__Given task__. Transcribe all the entries word for word, but omit the images.

Extracted records:
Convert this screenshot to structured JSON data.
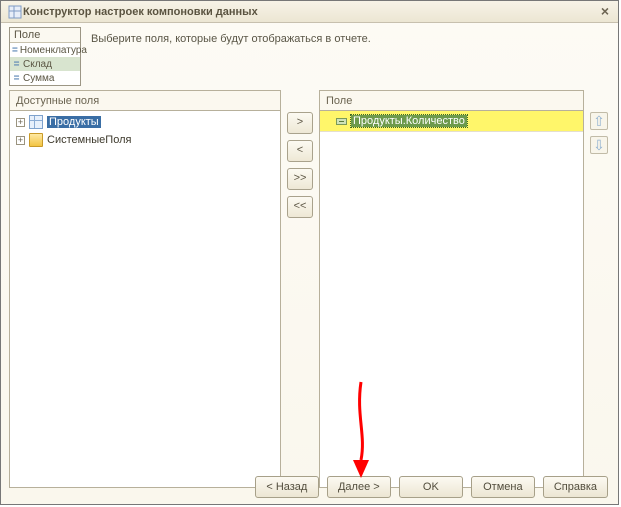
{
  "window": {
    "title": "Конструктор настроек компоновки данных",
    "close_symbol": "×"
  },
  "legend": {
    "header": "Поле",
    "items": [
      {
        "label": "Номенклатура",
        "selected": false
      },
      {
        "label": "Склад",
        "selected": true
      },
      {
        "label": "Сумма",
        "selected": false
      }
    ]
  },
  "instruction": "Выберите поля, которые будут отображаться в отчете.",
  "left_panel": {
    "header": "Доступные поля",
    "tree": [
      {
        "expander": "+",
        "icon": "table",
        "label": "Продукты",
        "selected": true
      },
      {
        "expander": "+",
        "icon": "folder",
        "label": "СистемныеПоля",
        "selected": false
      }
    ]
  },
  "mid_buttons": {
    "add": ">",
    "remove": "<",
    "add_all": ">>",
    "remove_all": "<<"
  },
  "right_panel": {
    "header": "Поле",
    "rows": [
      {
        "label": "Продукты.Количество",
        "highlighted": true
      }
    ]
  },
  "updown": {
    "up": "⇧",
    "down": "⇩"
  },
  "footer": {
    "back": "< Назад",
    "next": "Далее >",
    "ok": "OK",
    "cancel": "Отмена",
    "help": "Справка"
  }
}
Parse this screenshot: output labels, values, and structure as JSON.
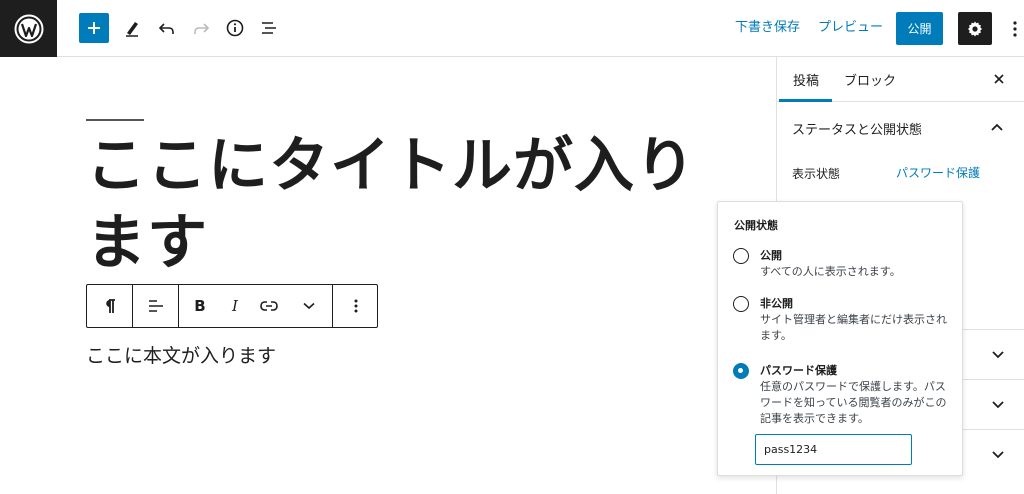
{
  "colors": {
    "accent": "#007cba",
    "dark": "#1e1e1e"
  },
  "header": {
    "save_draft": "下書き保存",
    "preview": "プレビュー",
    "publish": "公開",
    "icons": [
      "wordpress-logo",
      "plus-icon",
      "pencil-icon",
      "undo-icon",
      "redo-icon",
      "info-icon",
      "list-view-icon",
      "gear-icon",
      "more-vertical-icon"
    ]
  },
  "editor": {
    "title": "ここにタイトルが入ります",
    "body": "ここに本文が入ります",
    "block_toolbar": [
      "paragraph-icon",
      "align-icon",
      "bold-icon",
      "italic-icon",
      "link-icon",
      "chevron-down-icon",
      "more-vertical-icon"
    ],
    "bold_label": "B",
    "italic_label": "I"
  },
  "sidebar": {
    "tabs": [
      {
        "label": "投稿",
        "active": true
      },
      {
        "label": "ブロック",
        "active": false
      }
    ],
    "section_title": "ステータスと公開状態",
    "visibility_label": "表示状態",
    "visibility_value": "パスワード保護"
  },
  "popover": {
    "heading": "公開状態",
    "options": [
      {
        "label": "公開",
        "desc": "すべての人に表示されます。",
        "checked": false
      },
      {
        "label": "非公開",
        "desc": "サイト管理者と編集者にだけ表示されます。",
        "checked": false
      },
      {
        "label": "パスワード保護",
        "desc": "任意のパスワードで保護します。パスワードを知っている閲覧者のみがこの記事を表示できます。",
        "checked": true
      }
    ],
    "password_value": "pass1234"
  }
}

__Response__.
Convert this screenshot to structured JSON data.
{
  "window": {
    "title": "Конструктор настроек компоновки данных",
    "close_symbol": "×"
  },
  "legend": {
    "header": "Поле",
    "items": [
      {
        "label": "Номенклатура",
        "selected": false
      },
      {
        "label": "Склад",
        "selected": true
      },
      {
        "label": "Сумма",
        "selected": false
      }
    ]
  },
  "instruction": "Выберите поля, которые будут отображаться в отчете.",
  "left_panel": {
    "header": "Доступные поля",
    "tree": [
      {
        "expander": "+",
        "icon": "table",
        "label": "Продукты",
        "selected": true
      },
      {
        "expander": "+",
        "icon": "folder",
        "label": "СистемныеПоля",
        "selected": false
      }
    ]
  },
  "mid_buttons": {
    "add": ">",
    "remove": "<",
    "add_all": ">>",
    "remove_all": "<<"
  },
  "right_panel": {
    "header": "Поле",
    "rows": [
      {
        "label": "Продукты.Количество",
        "highlighted": true
      }
    ]
  },
  "updown": {
    "up": "⇧",
    "down": "⇩"
  },
  "footer": {
    "back": "< Назад",
    "next": "Далее >",
    "ok": "OK",
    "cancel": "Отмена",
    "help": "Справка"
  }
}
Parse this screenshot: output labels, values, and structure as JSON.
{
  "colors": {
    "accent": "#007cba",
    "dark": "#1e1e1e"
  },
  "header": {
    "save_draft": "下書き保存",
    "preview": "プレビュー",
    "publish": "公開",
    "icons": [
      "wordpress-logo",
      "plus-icon",
      "pencil-icon",
      "undo-icon",
      "redo-icon",
      "info-icon",
      "list-view-icon",
      "gear-icon",
      "more-vertical-icon"
    ]
  },
  "editor": {
    "title": "ここにタイトルが入ります",
    "body": "ここに本文が入ります",
    "block_toolbar": [
      "paragraph-icon",
      "align-icon",
      "bold-icon",
      "italic-icon",
      "link-icon",
      "chevron-down-icon",
      "more-vertical-icon"
    ],
    "bold_label": "B",
    "italic_label": "I"
  },
  "sidebar": {
    "tabs": [
      {
        "label": "投稿",
        "active": true
      },
      {
        "label": "ブロック",
        "active": false
      }
    ],
    "section_title": "ステータスと公開状態",
    "visibility_label": "表示状態",
    "visibility_value": "パスワード保護"
  },
  "popover": {
    "heading": "公開状態",
    "options": [
      {
        "label": "公開",
        "desc": "すべての人に表示されます。",
        "checked": false
      },
      {
        "label": "非公開",
        "desc": "サイト管理者と編集者にだけ表示されます。",
        "checked": false
      },
      {
        "label": "パスワード保護",
        "desc": "任意のパスワードで保護します。パスワードを知っている閲覧者のみがこの記事を表示できます。",
        "checked": true
      }
    ],
    "password_value": "pass1234"
  }
}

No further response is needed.